From the material below, list every line containing "Latte".
## BEGIN Items
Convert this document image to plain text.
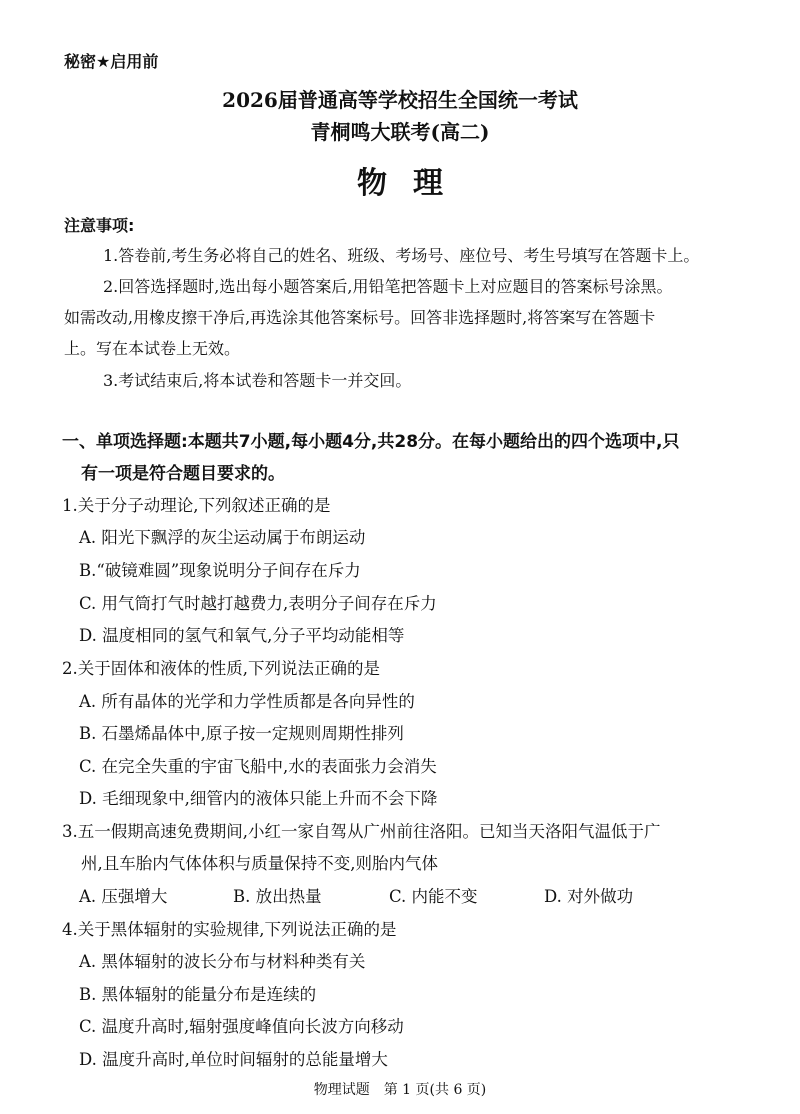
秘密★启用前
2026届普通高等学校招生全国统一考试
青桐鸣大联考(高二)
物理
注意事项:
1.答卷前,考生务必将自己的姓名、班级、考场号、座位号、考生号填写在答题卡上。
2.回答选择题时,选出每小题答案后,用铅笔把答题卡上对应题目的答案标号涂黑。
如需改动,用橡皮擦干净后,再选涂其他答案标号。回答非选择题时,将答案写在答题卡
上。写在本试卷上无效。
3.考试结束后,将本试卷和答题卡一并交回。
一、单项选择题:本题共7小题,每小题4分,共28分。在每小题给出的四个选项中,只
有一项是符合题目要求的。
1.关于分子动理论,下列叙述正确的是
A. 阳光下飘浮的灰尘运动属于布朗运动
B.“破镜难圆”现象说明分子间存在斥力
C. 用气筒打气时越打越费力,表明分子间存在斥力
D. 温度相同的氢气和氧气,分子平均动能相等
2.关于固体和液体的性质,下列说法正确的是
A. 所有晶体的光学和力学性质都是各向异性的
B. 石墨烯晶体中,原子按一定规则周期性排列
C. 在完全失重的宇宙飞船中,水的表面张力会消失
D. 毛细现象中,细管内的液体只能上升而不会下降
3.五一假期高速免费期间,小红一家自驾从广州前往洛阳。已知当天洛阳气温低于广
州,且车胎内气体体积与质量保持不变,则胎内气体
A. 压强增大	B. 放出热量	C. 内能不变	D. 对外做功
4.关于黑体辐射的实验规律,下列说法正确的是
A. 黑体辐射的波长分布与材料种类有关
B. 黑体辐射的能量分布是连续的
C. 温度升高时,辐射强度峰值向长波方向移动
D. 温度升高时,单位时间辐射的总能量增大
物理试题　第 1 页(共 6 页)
## END Items
## BEGIN Items
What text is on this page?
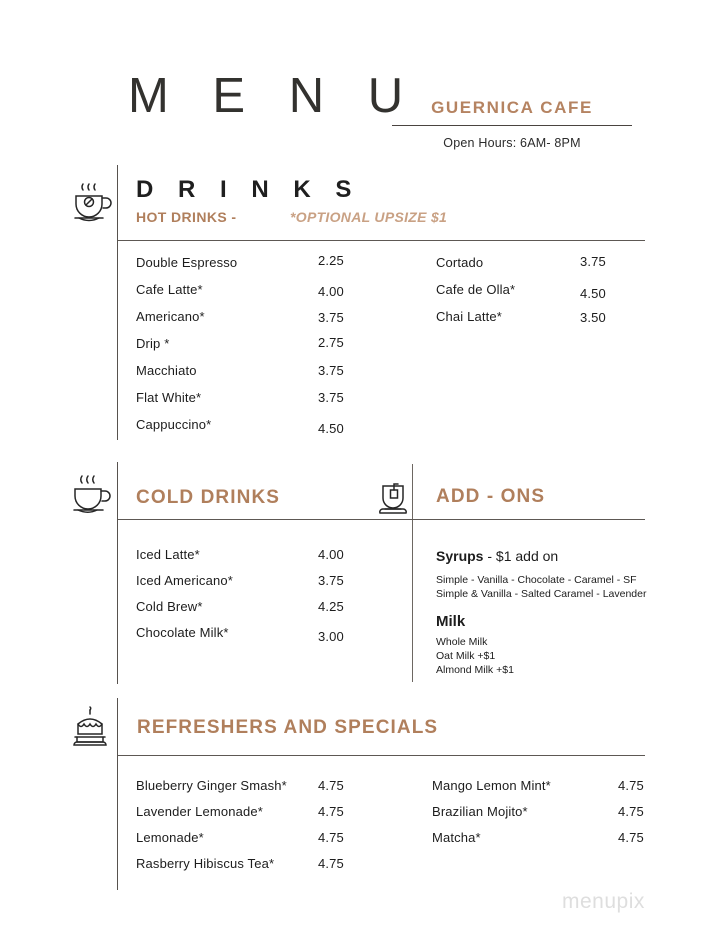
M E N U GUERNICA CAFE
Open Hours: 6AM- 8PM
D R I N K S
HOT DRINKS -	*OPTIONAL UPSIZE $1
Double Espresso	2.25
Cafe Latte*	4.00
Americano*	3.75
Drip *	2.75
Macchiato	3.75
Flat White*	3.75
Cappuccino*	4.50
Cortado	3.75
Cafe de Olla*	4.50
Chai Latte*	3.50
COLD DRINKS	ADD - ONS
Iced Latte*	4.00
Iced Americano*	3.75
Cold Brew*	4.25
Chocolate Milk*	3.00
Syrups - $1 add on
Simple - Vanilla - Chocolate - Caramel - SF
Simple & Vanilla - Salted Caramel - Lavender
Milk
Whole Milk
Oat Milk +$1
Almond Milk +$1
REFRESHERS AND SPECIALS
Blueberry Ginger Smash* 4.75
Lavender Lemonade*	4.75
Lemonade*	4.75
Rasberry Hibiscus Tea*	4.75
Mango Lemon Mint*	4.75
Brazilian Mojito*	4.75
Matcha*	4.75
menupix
## END Items
#### Expected answer:
Cafe Latte*	4.00
Chai Latte*	3.50
Iced Latte*	4.00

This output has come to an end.